### Exercise requirements
Leave out the images and repeat the listing below without a single change.

+++ Stored records +++

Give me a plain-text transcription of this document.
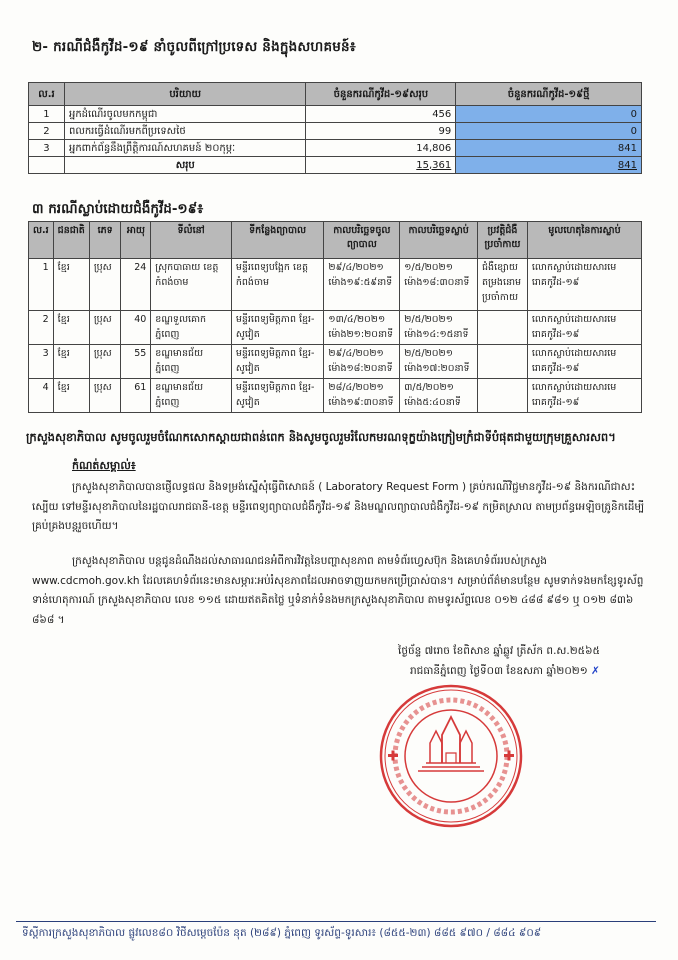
២- ករណីជំងឺកូវីដ-១៩ នាំចូលពីក្រៅប្រទេស និងក្នុងសហគមន៍៖
ល.រ	បរិយាយ	ចំនួនករណីកូវីដ-១៩សរុប	ចំនួនករណីកូវីដ-១៩ថ្មី
1	អ្នកដំណើរចូលមកកម្ពុជា	456	0
2	ពលករធ្វើដំណើរមកពីប្រទេសថៃ	99	0
3	អ្នកពាក់ព័ន្ធនឹងព្រឹត្តិការណ៍សហគមន៍ ២០កុម្ភៈ	14,806	841
	សរុប	15,361	841
៣ ករណីស្លាប់ដោយជំងឺកូវីដ-១៩៖
ល.រ	ជនជាតិ	ភេទ	អាយុ	ទីលំនៅ	ទីកន្លែងព្យាបាល	កាលបរិច្ឆេទចូលព្យាបាល	កាលបរិច្ឆេទស្លាប់	ប្រវត្តិជំងឺប្រចាំកាយ	មូលហេតុនៃការស្លាប់
1	ខ្មែរ	ប្រុស	24	ស្រុកបាធាយ ខេត្តកំពង់ចាម	មន្ទីរពេទ្យបង្អែក ខេត្តកំពង់ចាម	២៩/៤/២០២១ ម៉ោង១៩:៥៩នាទី	១/៥/២០២១ ម៉ោង១៨:៣០នាទី	ជំងឺខ្សោយតម្រងនោមប្រចាំកាយ	លោកស្លាប់ដោយសារមេរោគកូវីដ-១៩
2	ខ្មែរ	ប្រុស	40	ខណ្ឌទួលគោក ភ្នំពេញ	មន្ទីរពេទ្យមិត្តភាព ខ្មែរ-សូវៀត	១៣/៤/២០២១ ម៉ោង២១:២០នាទី	២/៥/២០២១ ម៉ោង១៤:១៥នាទី		លោកស្លាប់ដោយសារមេរោគកូវីដ-១៩
3	ខ្មែរ	ប្រុស	55	ខណ្ឌមានជ័យ ភ្នំពេញ	មន្ទីរពេទ្យមិត្តភាព ខ្មែរ-សូវៀត	២៩/៤/២០២១ ម៉ោង១៨:២០នាទី	២/៥/២០២១ ម៉ោង១៧:២០នាទី		លោកស្លាប់ដោយសារមេរោគកូវីដ-១៩
4	ខ្មែរ	ប្រុស	61	ខណ្ឌមានជ័យ ភ្នំពេញ	មន្ទីរពេទ្យមិត្តភាព ខ្មែរ-សូវៀត	២៨/៤/២០២១ ម៉ោង១៩:៣០នាទី	៣/៥/២០២១ ម៉ោង៥:៤០នាទី		លោកស្លាប់ដោយសារមេរោគកូវីដ-១៩
ក្រសួងសុខាភិបាល សូមចូលរួមចំណែកសោកស្តាយជាពន់ពេក និងសូមចូលរួមរំលែកមរណទុក្ខយ៉ាងក្រៀមក្រំជាទីបំផុតជាមួយក្រុមគ្រួសារសព។
កំណត់សម្គាល់៖
ក្រសួងសុខាភិបាលបានផ្ញើលទ្ធផល និងទម្រង់ស្នើសុំធ្វើពិសោធន៍ ( Laboratory Request Form ) គ្រប់ករណីវិជ្ជមានកូវីដ-១៩ និងករណីជាសះស្បើយ ទៅមន្ទីរសុខាភិបាលនៃរដ្ឋបាលរាជធានី-ខេត្ត មន្ទីរពេទ្យព្យាបាលជំងឺកូវីដ-១៩ និងមណ្ឌលព្យាបាលជំងឺកូវីដ-១៩ កម្រិតស្រាល តាមប្រព័ន្ធអេឡិចត្រូនិកដើម្បីគ្រប់គ្រងបន្តរួចហើយ។
ក្រសួងសុខាភិបាល បន្តជូនដំណឹងដល់សាធារណជនអំពីការវិវត្តនៃបញ្ហាសុខភាព តាមទំព័រហ្វេសប៊ុក និងគេហទំព័ររបស់ក្រសួង www.cdcmoh.gov.kh ដែលគេហទំព័រនេះមានសម្ភារៈអប់រំសុខភាពដែលអាចទាញយកមកប្រើប្រាស់បាន។ សម្រាប់ព័ត៌មានបន្ថែម សូមទាក់ទងមកខ្សែទូរស័ព្ទទាន់ហេតុការណ៍ ក្រសួងសុខាភិបាល លេខ ១១៥ ដោយឥតគិតថ្លៃ ឬទំនាក់ទំនងមកក្រសួងសុខាភិបាល តាមទូរស័ព្ទលេខ ០១២ ៤៨៨ ៩៨១ ឬ ០១២ ៨៣៦ ៨៦៨ ។
ថ្ងៃច័ន្ទ ៧រោច ខែពិសាខ ឆ្នាំឆ្លូវ ត្រីស័ក ព.ស.២៥៦៥
រាជធានីភ្នំពេញ ថ្ងៃទី០៣ ខែឧសភា ឆ្នាំ២០២១ ✗
ទីស្តីការក្រសួងសុខាភិបាល ផ្លូវលេខ៨០ វិថីសម្តេចប៉ែន នុត (២៨៩) ភ្នំពេញ ទូរស័ព្ទ-ទូរសារ៖ (៨៥៥-២៣) ៨៨៥ ៩៧០ / ៨៨៤ ៩០៩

+++

### Correct result
Give me a plain-text transcription of this document.
២- ករណីជំងឺកូវីដ-១៩ នាំចូលពីក្រៅប្រទេស និងក្នុងសហគមន៍៖
ល.រ	បរិយាយ	ចំនួនករណីកូវីដ-១៩សរុប	ចំនួនករណីកូវីដ-១៩ថ្មី
1	អ្នកដំណើរចូលមកកម្ពុជា	456	0
2	ពលករធ្វើដំណើរមកពីប្រទេសថៃ	99	0
3	អ្នកពាក់ព័ន្ធនឹងព្រឹត្តិការណ៍សហគមន៍ ២០កុម្ភៈ	14,806	841
	សរុប	15,361	841
៣ ករណីស្លាប់ដោយជំងឺកូវីដ-១៩៖
ល.រ	ជនជាតិ	ភេទ	អាយុ	ទីលំនៅ	ទីកន្លែងព្យាបាល	កាលបរិច្ឆេទចូលព្យាបាល	កាលបរិច្ឆេទស្លាប់	ប្រវត្តិជំងឺប្រចាំកាយ	មូលហេតុនៃការស្លាប់
1	ខ្មែរ	ប្រុស	24	ស្រុកបាធាយ ខេត្តកំពង់ចាម	មន្ទីរពេទ្យបង្អែក ខេត្តកំពង់ចាម	២៩/៤/២០២១ ម៉ោង១៩:៥៩នាទី	១/៥/២០២១ ម៉ោង១៨:៣០នាទី	ជំងឺខ្សោយតម្រងនោមប្រចាំកាយ	លោកស្លាប់ដោយសារមេរោគកូវីដ-១៩
2	ខ្មែរ	ប្រុស	40	ខណ្ឌទួលគោក ភ្នំពេញ	មន្ទីរពេទ្យមិត្តភាព ខ្មែរ-សូវៀត	១៣/៤/២០២១ ម៉ោង២១:២០នាទី	២/៥/២០២១ ម៉ោង១៤:១៥នាទី		លោកស្លាប់ដោយសារមេរោគកូវីដ-១៩
3	ខ្មែរ	ប្រុស	55	ខណ្ឌមានជ័យ ភ្នំពេញ	មន្ទីរពេទ្យមិត្តភាព ខ្មែរ-សូវៀត	២៩/៤/២០២១ ម៉ោង១៨:២០នាទី	២/៥/២០២១ ម៉ោង១៧:២០នាទី		លោកស្លាប់ដោយសារមេរោគកូវីដ-១៩
4	ខ្មែរ	ប្រុស	61	ខណ្ឌមានជ័យ ភ្នំពេញ	មន្ទីរពេទ្យមិត្តភាព ខ្មែរ-សូវៀត	២៨/៤/២០២១ ម៉ោង១៩:៣០នាទី	៣/៥/២០២១ ម៉ោង៥:៤០នាទី		លោកស្លាប់ដោយសារមេរោគកូវីដ-១៩
ក្រសួងសុខាភិបាល សូមចូលរួមចំណែកសោកស្តាយជាពន់ពេក និងសូមចូលរួមរំលែកមរណទុក្ខយ៉ាងក្រៀមក្រំជាទីបំផុតជាមួយក្រុមគ្រួសារសព។
កំណត់សម្គាល់៖
ក្រសួងសុខាភិបាលបានផ្ញើលទ្ធផល និងទម្រង់ស្នើសុំធ្វើពិសោធន៍ ( Laboratory Request Form ) គ្រប់ករណីវិជ្ជមានកូវីដ-១៩ និងករណីជាសះស្បើយ ទៅមន្ទីរសុខាភិបាលនៃរដ្ឋបាលរាជធានី-ខេត្ត មន្ទីរពេទ្យព្យាបាលជំងឺកូវីដ-១៩ និងមណ្ឌលព្យាបាលជំងឺកូវីដ-១៩ កម្រិតស្រាល តាមប្រព័ន្ធអេឡិចត្រូនិកដើម្បីគ្រប់គ្រងបន្តរួចហើយ។
ក្រសួងសុខាភិបាល បន្តជូនដំណឹងដល់សាធារណជនអំពីការវិវត្តនៃបញ្ហាសុខភាព តាមទំព័រហ្វេសប៊ុក និងគេហទំព័ររបស់ក្រសួង www.cdcmoh.gov.kh ដែលគេហទំព័រនេះមានសម្ភារៈអប់រំសុខភាពដែលអាចទាញយកមកប្រើប្រាស់បាន។ សម្រាប់ព័ត៌មានបន្ថែម សូមទាក់ទងមកខ្សែទូរស័ព្ទទាន់ហេតុការណ៍ ក្រសួងសុខាភិបាល លេខ ១១៥ ដោយឥតគិតថ្លៃ ឬទំនាក់ទំនងមកក្រសួងសុខាភិបាល តាមទូរស័ព្ទលេខ ០១២ ៤៨៨ ៩៨១ ឬ ០១២ ៨៣៦ ៨៦៨ ។
ថ្ងៃច័ន្ទ ៧រោច ខែពិសាខ ឆ្នាំឆ្លូវ ត្រីស័ក ព.ស.២៥៦៥
រាជធានីភ្នំពេញ ថ្ងៃទី០៣ ខែឧសភា ឆ្នាំ២០២១ ✗
ទីស្តីការក្រសួងសុខាភិបាល ផ្លូវលេខ៨០ វិថីសម្តេចប៉ែន នុត (២៨៩) ភ្នំពេញ ទូរស័ព្ទ-ទូរសារ៖ (៨៥៥-២៣) ៨៨៥ ៩៧០ / ៨៨៤ ៩០៩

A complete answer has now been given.